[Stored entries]
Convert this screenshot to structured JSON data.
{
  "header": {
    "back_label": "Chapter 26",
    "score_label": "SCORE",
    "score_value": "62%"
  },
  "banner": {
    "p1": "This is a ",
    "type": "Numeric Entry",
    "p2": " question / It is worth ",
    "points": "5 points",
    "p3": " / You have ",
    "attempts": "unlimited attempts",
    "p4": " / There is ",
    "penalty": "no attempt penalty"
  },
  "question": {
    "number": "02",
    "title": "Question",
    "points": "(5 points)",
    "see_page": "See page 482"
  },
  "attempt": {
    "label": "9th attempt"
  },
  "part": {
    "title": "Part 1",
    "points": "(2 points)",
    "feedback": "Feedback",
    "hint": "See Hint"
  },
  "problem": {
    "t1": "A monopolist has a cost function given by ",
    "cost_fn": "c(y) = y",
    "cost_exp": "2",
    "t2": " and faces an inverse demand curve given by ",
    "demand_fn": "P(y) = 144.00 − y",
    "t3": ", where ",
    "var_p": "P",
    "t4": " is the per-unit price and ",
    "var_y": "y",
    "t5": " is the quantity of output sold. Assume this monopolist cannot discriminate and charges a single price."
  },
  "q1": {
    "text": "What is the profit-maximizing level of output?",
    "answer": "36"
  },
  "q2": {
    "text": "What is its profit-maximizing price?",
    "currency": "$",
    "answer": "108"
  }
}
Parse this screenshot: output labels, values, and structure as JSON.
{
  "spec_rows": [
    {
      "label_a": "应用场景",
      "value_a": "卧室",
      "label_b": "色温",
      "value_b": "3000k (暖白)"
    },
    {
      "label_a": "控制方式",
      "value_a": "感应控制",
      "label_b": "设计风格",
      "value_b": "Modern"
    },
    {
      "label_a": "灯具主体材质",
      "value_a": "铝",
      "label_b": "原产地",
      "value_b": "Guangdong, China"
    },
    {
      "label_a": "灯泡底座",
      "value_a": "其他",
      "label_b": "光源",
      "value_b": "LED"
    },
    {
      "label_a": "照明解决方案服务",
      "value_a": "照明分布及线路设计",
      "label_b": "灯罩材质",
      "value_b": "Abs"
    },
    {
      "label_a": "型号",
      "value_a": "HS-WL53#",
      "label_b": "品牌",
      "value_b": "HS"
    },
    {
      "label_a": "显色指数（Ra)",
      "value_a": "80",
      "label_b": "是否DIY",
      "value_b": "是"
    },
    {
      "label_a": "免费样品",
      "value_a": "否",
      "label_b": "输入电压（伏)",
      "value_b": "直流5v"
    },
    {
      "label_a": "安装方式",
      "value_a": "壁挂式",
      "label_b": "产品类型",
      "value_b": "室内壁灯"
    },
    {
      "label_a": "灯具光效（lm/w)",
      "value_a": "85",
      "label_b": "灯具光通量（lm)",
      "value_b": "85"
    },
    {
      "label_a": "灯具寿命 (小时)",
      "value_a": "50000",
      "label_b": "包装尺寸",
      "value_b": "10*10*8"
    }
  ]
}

Short task> Repeat the material above in full, exactly as it stands.

Task response>
Convert this screenshot to structured JSON data.
{
  "header": {
    "back_label": "Chapter 26",
    "score_label": "SCORE",
    "score_value": "62%"
  },
  "banner": {
    "p1": "This is a ",
    "type": "Numeric Entry",
    "p2": " question / It is worth ",
    "points": "5 points",
    "p3": " / You have ",
    "attempts": "unlimited attempts",
    "p4": " / There is ",
    "penalty": "no attempt penalty"
  },
  "question": {
    "number": "02",
    "title": "Question",
    "points": "(5 points)",
    "see_page": "See page 482"
  },
  "attempt": {
    "label": "9th attempt"
  },
  "part": {
    "title": "Part 1",
    "points": "(2 points)",
    "feedback": "Feedback",
    "hint": "See Hint"
  },
  "problem": {
    "t1": "A monopolist has a cost function given by ",
    "cost_fn": "c(y) = y",
    "cost_exp": "2",
    "t2": " and faces an inverse demand curve given by ",
    "demand_fn": "P(y) = 144.00 − y",
    "t3": ", where ",
    "var_p": "P",
    "t4": " is the per-unit price and ",
    "var_y": "y",
    "t5": " is the quantity of output sold. Assume this monopolist cannot discriminate and charges a single price."
  },
  "q1": {
    "text": "What is the profit-maximizing level of output?",
    "answer": "36"
  },
  "q2": {
    "text": "What is its profit-maximizing price?",
    "currency": "$",
    "answer": "108"
  }
}
Parse this screenshot: output labels, values, and structure as JSON.
{
  "spec_rows": [
    {
      "label_a": "应用场景",
      "value_a": "卧室",
      "label_b": "色温",
      "value_b": "3000k (暖白)"
    },
    {
      "label_a": "控制方式",
      "value_a": "感应控制",
      "label_b": "设计风格",
      "value_b": "Modern"
    },
    {
      "label_a": "灯具主体材质",
      "value_a": "铝",
      "label_b": "原产地",
      "value_b": "Guangdong, China"
    },
    {
      "label_a": "灯泡底座",
      "value_a": "其他",
      "label_b": "光源",
      "value_b": "LED"
    },
    {
      "label_a": "照明解决方案服务",
      "value_a": "照明分布及线路设计",
      "label_b": "灯罩材质",
      "value_b": "Abs"
    },
    {
      "label_a": "型号",
      "value_a": "HS-WL53#",
      "label_b": "品牌",
      "value_b": "HS"
    },
    {
      "label_a": "显色指数（Ra)",
      "value_a": "80",
      "label_b": "是否DIY",
      "value_b": "是"
    },
    {
      "label_a": "免费样品",
      "value_a": "否",
      "label_b": "输入电压（伏)",
      "value_b": "直流5v"
    },
    {
      "label_a": "安装方式",
      "value_a": "壁挂式",
      "label_b": "产品类型",
      "value_b": "室内壁灯"
    },
    {
      "label_a": "灯具光效（lm/w)",
      "value_a": "85",
      "label_b": "灯具光通量（lm)",
      "value_b": "85"
    },
    {
      "label_a": "灯具寿命 (小时)",
      "value_a": "50000",
      "label_b": "包装尺寸",
      "value_b": "10*10*8"
    }
  ]
}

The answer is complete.